— Start of INPUT RECORDS —

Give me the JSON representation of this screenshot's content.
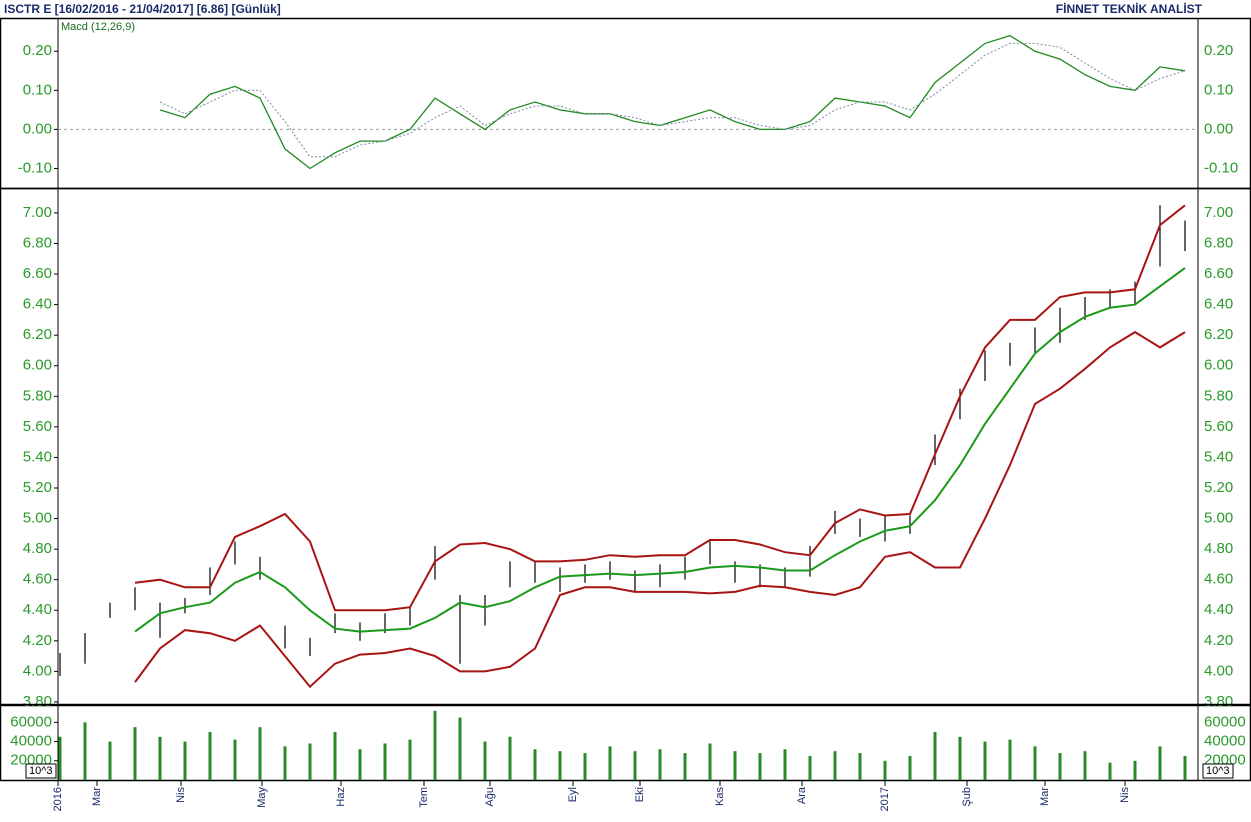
{
  "header": {
    "title": "ISCTR E  [16/02/2016 - 21/04/2017]  [6.86]  [Günlük]",
    "brand": "FİNNET TEKNİK ANALİST"
  },
  "chart_data": [
    {
      "type": "line",
      "title": "Macd (12,26,9)",
      "zero_line": true,
      "x": [
        0,
        1,
        2,
        3,
        4,
        5,
        6,
        7,
        8,
        9,
        10,
        11,
        12,
        13,
        14,
        15,
        16,
        17,
        18,
        19,
        20,
        21,
        22,
        23,
        24,
        25,
        26,
        27,
        28,
        29,
        30,
        31,
        32,
        33,
        34,
        35,
        36,
        37,
        38,
        39,
        40,
        41,
        42,
        43,
        44,
        45
      ],
      "xlim": [
        -0.08,
        45.52
      ],
      "ylim": [
        -0.15,
        0.28
      ],
      "yticks": [
        {
          "value": -0.1,
          "label": "-0.10"
        },
        {
          "value": 0,
          "label": "0.00"
        },
        {
          "value": 0.1,
          "label": "0.10"
        },
        {
          "value": 0.2,
          "label": "0.20"
        }
      ],
      "series": [
        {
          "color": "#1f8a1f",
          "dash": false,
          "values": [
            null,
            null,
            null,
            null,
            0.05,
            0.03,
            0.09,
            0.11,
            0.08,
            -0.05,
            -0.1,
            -0.06,
            -0.03,
            -0.03,
            0.0,
            0.08,
            0.04,
            0.0,
            0.05,
            0.07,
            0.05,
            0.04,
            0.04,
            0.02,
            0.01,
            0.03,
            0.05,
            0.02,
            0.0,
            0.0,
            0.02,
            0.08,
            0.07,
            0.06,
            0.03,
            0.12,
            0.17,
            0.22,
            0.24,
            0.2,
            0.18,
            0.14,
            0.11,
            0.1,
            0.16,
            0.15
          ]
        },
        {
          "color": "#7a8aa8",
          "dash": true,
          "values": [
            null,
            null,
            null,
            null,
            0.07,
            0.04,
            0.07,
            0.1,
            0.1,
            0.02,
            -0.07,
            -0.07,
            -0.04,
            -0.03,
            -0.01,
            0.03,
            0.06,
            0.01,
            0.04,
            0.06,
            0.06,
            0.04,
            0.04,
            0.03,
            0.01,
            0.02,
            0.03,
            0.03,
            0.01,
            0.0,
            0.01,
            0.05,
            0.07,
            0.07,
            0.05,
            0.09,
            0.14,
            0.19,
            0.22,
            0.22,
            0.21,
            0.17,
            0.13,
            0.1,
            0.13,
            0.15
          ]
        }
      ]
    },
    {
      "type": "hl-bands",
      "x": [
        0,
        1,
        2,
        3,
        4,
        5,
        6,
        7,
        8,
        9,
        10,
        11,
        12,
        13,
        14,
        15,
        16,
        17,
        18,
        19,
        20,
        21,
        22,
        23,
        24,
        25,
        26,
        27,
        28,
        29,
        30,
        31,
        32,
        33,
        34,
        35,
        36,
        37,
        38,
        39,
        40,
        41,
        42,
        43,
        44,
        45
      ],
      "xlim": [
        -0.08,
        45.52
      ],
      "ylim": [
        3.78,
        7.15
      ],
      "yticks": [
        {
          "value": 3.8,
          "label": "3.80"
        },
        {
          "value": 4,
          "label": "4.00"
        },
        {
          "value": 4.2,
          "label": "4.20"
        },
        {
          "value": 4.4,
          "label": "4.40"
        },
        {
          "value": 4.6,
          "label": "4.60"
        },
        {
          "value": 4.8,
          "label": "4.80"
        },
        {
          "value": 5,
          "label": "5.00"
        },
        {
          "value": 5.2,
          "label": "5.20"
        },
        {
          "value": 5.4,
          "label": "5.40"
        },
        {
          "value": 5.6,
          "label": "5.60"
        },
        {
          "value": 5.8,
          "label": "5.80"
        },
        {
          "value": 6,
          "label": "6.00"
        },
        {
          "value": 6.2,
          "label": "6.20"
        },
        {
          "value": 6.4,
          "label": "6.40"
        },
        {
          "value": 6.6,
          "label": "6.60"
        },
        {
          "value": 6.8,
          "label": "6.80"
        },
        {
          "value": 7,
          "label": "7.00"
        }
      ],
      "bar_color": "#000000",
      "high": [
        4.12,
        4.25,
        4.45,
        4.55,
        4.45,
        4.48,
        4.68,
        4.85,
        4.75,
        4.3,
        4.22,
        4.38,
        4.32,
        4.38,
        4.42,
        4.82,
        4.5,
        4.5,
        4.72,
        4.72,
        4.68,
        4.7,
        4.72,
        4.66,
        4.7,
        4.75,
        4.85,
        4.72,
        4.7,
        4.68,
        4.82,
        5.05,
        5.0,
        5.02,
        5.02,
        5.55,
        5.85,
        6.1,
        6.15,
        6.25,
        6.38,
        6.45,
        6.5,
        6.55,
        7.05,
        6.95
      ],
      "low": [
        3.97,
        4.05,
        4.35,
        4.4,
        4.22,
        4.38,
        4.5,
        4.7,
        4.6,
        4.15,
        4.1,
        4.25,
        4.2,
        4.25,
        4.3,
        4.6,
        4.05,
        4.3,
        4.55,
        4.58,
        4.52,
        4.58,
        4.6,
        4.52,
        4.55,
        4.6,
        4.7,
        4.58,
        4.55,
        4.55,
        4.62,
        4.9,
        4.88,
        4.85,
        4.9,
        5.35,
        5.65,
        5.9,
        6.0,
        6.08,
        6.15,
        6.3,
        6.38,
        6.4,
        6.65,
        6.75
      ],
      "series": [
        {
          "color": "#a81414",
          "values": [
            null,
            null,
            null,
            4.58,
            4.6,
            4.55,
            4.55,
            4.88,
            4.95,
            5.03,
            4.85,
            4.4,
            4.4,
            4.4,
            4.42,
            4.72,
            4.83,
            4.84,
            4.8,
            4.72,
            4.72,
            4.73,
            4.76,
            4.75,
            4.76,
            4.76,
            4.86,
            4.86,
            4.83,
            4.78,
            4.76,
            4.97,
            5.06,
            5.02,
            5.03,
            5.42,
            5.8,
            6.12,
            6.3,
            6.3,
            6.45,
            6.48,
            6.48,
            6.5,
            6.92,
            7.05
          ]
        },
        {
          "color": "#1a9a1a",
          "values": [
            null,
            null,
            null,
            4.26,
            4.38,
            4.42,
            4.45,
            4.58,
            4.65,
            4.55,
            4.4,
            4.28,
            4.26,
            4.27,
            4.28,
            4.35,
            4.45,
            4.42,
            4.46,
            4.55,
            4.62,
            4.63,
            4.64,
            4.63,
            4.64,
            4.65,
            4.68,
            4.69,
            4.68,
            4.66,
            4.66,
            4.76,
            4.85,
            4.92,
            4.95,
            5.12,
            5.35,
            5.62,
            5.85,
            6.08,
            6.22,
            6.32,
            6.38,
            6.4,
            6.52,
            6.64
          ]
        },
        {
          "color": "#a81414",
          "values": [
            null,
            null,
            null,
            3.93,
            4.15,
            4.27,
            4.25,
            4.2,
            4.3,
            4.1,
            3.9,
            4.05,
            4.11,
            4.12,
            4.15,
            4.1,
            4.0,
            4.0,
            4.03,
            4.15,
            4.5,
            4.55,
            4.55,
            4.52,
            4.52,
            4.52,
            4.51,
            4.52,
            4.56,
            4.55,
            4.52,
            4.5,
            4.55,
            4.75,
            4.78,
            4.68,
            4.68,
            5.0,
            5.35,
            5.75,
            5.85,
            5.98,
            6.12,
            6.22,
            6.12,
            6.22
          ]
        }
      ]
    },
    {
      "type": "bar",
      "unit_label": "10^3",
      "color": "#2a8a2a",
      "x": [
        0,
        1,
        2,
        3,
        4,
        5,
        6,
        7,
        8,
        9,
        10,
        11,
        12,
        13,
        14,
        15,
        16,
        17,
        18,
        19,
        20,
        21,
        22,
        23,
        24,
        25,
        26,
        27,
        28,
        29,
        30,
        31,
        32,
        33,
        34,
        35,
        36,
        37,
        38,
        39,
        40,
        41,
        42,
        43,
        44,
        45
      ],
      "xlim": [
        -0.08,
        45.52
      ],
      "xticks": [
        {
          "value": -0.08,
          "label": "2016"
        },
        {
          "value": 1.48,
          "label": "Mar"
        },
        {
          "value": 4.84,
          "label": "Nis"
        },
        {
          "value": 8.08,
          "label": "May"
        },
        {
          "value": 11.24,
          "label": "Haz"
        },
        {
          "value": 14.56,
          "label": "Tem"
        },
        {
          "value": 17.2,
          "label": "Ağu"
        },
        {
          "value": 20.52,
          "label": "Eyl"
        },
        {
          "value": 23.2,
          "label": "Eki"
        },
        {
          "value": 26.4,
          "label": "Kas"
        },
        {
          "value": 29.68,
          "label": "Ara"
        },
        {
          "value": 33,
          "label": "2017"
        },
        {
          "value": 36.28,
          "label": "Şub"
        },
        {
          "value": 39.4,
          "label": "Mar"
        },
        {
          "value": 42.6,
          "label": "Nis"
        }
      ],
      "ylim": [
        0,
        77000
      ],
      "yticks": [
        20000,
        40000,
        60000
      ],
      "values": [
        45000,
        60000,
        40000,
        55000,
        45000,
        40000,
        50000,
        42000,
        55000,
        35000,
        38000,
        50000,
        32000,
        38000,
        42000,
        72000,
        65000,
        40000,
        45000,
        32000,
        30000,
        28000,
        35000,
        30000,
        32000,
        28000,
        38000,
        30000,
        28000,
        32000,
        25000,
        30000,
        28000,
        20000,
        25000,
        50000,
        45000,
        40000,
        42000,
        35000,
        28000,
        30000,
        18000,
        20000,
        35000,
        25000
      ]
    }
  ]
}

— End of INPUT RECORDS —

#### WORK TO COMPLETE
Locate all lines that include the word "title" and copy them out.

#### FULL OUTPUT
    "title": "ISCTR E  [16/02/2016 - 21/04/2017]  [6.86]  [Günlük]",
      "title": "Macd (12,26,9)",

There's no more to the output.